Written instruction:
Copy every record below exactly as written, but leave out the pictures.

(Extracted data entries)
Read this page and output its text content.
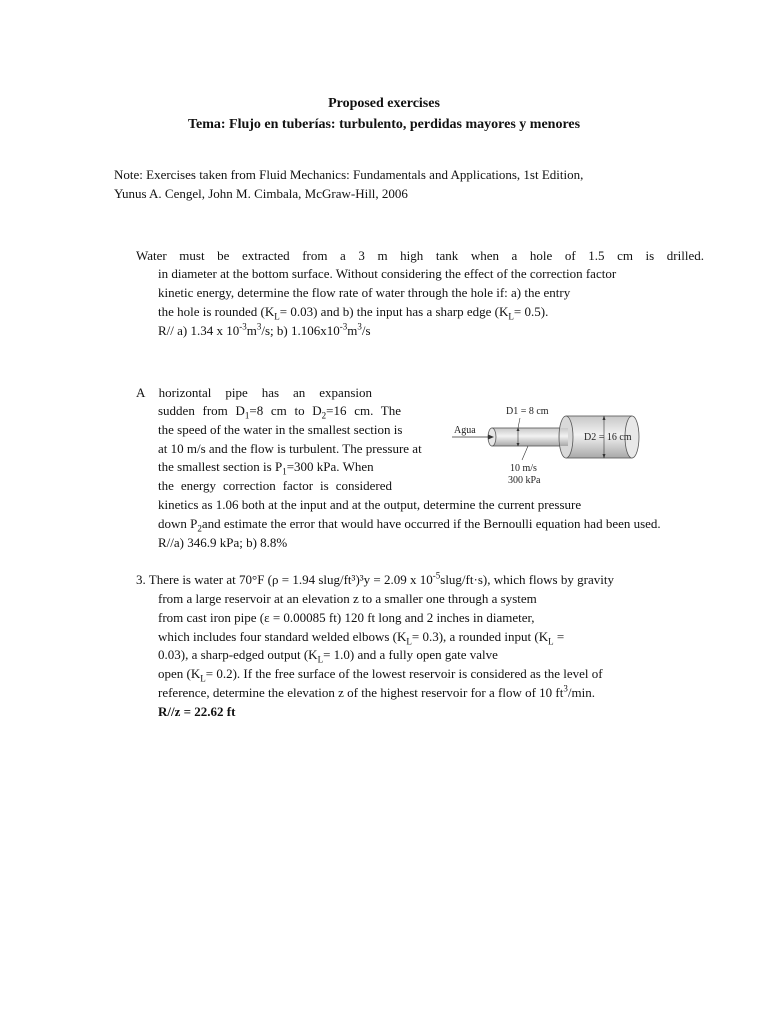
Proposed exercises
Tema: Flujo en tuberías: turbulento, perdidas mayores y menores
Note: Exercises taken from Fluid Mechanics: Fundamentals and Applications, 1st Edition,
Yunus A. Cengel, John M. Cimbala, McGraw-Hill, 2006
Water must be extracted from a 3 m high tank when a hole of 1.5 cm is drilled.
in diameter at the bottom surface. Without considering the effect of the correction factor
kinetic energy, determine the flow rate of water through the hole if: a) the entry
the hole is rounded $(K_L= 0.03)$ and b) the input has a sharp edge $(K_L= 0.5)$.
R// a) 1.34 x $10^{-3}m^3/s$; b) $1.106x10^{-3}m^3/s$
A horizontal pipe has an expansion
sudden from $D_1=8$ cm to $D_2=16$ cm. The
the speed of the water in the smallest section is
at 10 m/s and the flow is turbulent. The pressure at
the smallest section is $P_1=300$ kPa. When
the energy correction factor is considered
kinetics as 1.06 both at the input and at the output, determine the current pressure
down $P_2and$ estimate the error that would have occurred if the Bernoulli equation had been used.
R//a) 346.9 kPa; b) 8.8%
D1 = 8 cm
D2 = 16 cm
Agua
10 m/s
300 kPa
3. There is water at 70°F (ρ = 1.94 slug/ft³)³y = 2.09 x $10^{-5}slug/ft\cdot s$), which flows by gravity
from a large reservoir at an elevation z to a smaller one through a system
from cast iron pipe (ε = 0.00085 ft) 120 ft long and 2 inches in diameter,
which includes four standard welded elbows $(K_L= 0.3)$, a rounded input ($K_L$ =
0.03), a sharp-edged output $(K_L= 1.0)$ and a fully open gate valve
open $(K_L= 0.2)$. If the free surface of the lowest reservoir is considered as the level of
reference, determine the elevation z of the highest reservoir for a flow of 10 $ft^3/\min$.
R//z = 22.62 ft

Full answer:
Read this page and output its text content.
Proposed exercises
Tema: Flujo en tuberías: turbulento, perdidas mayores y menores
Note: Exercises taken from Fluid Mechanics: Fundamentals and Applications, 1st Edition,
Yunus A. Cengel, John M. Cimbala, McGraw-Hill, 2006
Water must be extracted from a 3 m high tank when a hole of 1.5 cm is drilled.
in diameter at the bottom surface. Without considering the effect of the correction factor
kinetic energy, determine the flow rate of water through the hole if: a) the entry
the hole is rounded $(K_L= 0.03)$ and b) the input has a sharp edge $(K_L= 0.5)$.
R// a) 1.34 x $10^{-3}m^3/s$; b) $1.106x10^{-3}m^3/s$
A horizontal pipe has an expansion
sudden from $D_1=8$ cm to $D_2=16$ cm. The
the speed of the water in the smallest section is
at 10 m/s and the flow is turbulent. The pressure at
the smallest section is $P_1=300$ kPa. When
the energy correction factor is considered
kinetics as 1.06 both at the input and at the output, determine the current pressure
down $P_2and$ estimate the error that would have occurred if the Bernoulli equation had been used.
R//a) 346.9 kPa; b) 8.8%
D1 = 8 cm
D2 = 16 cm
Agua
10 m/s
300 kPa
3. There is water at 70°F (ρ = 1.94 slug/ft³)³y = 2.09 x $10^{-5}slug/ft\cdot s$), which flows by gravity
from a large reservoir at an elevation z to a smaller one through a system
from cast iron pipe (ε = 0.00085 ft) 120 ft long and 2 inches in diameter,
which includes four standard welded elbows $(K_L= 0.3)$, a rounded input ($K_L$ =
0.03), a sharp-edged output $(K_L= 1.0)$ and a fully open gate valve
open $(K_L= 0.2)$. If the free surface of the lowest reservoir is considered as the level of
reference, determine the elevation z of the highest reservoir for a flow of 10 $ft^3/\min$.
R//z = 22.62 ft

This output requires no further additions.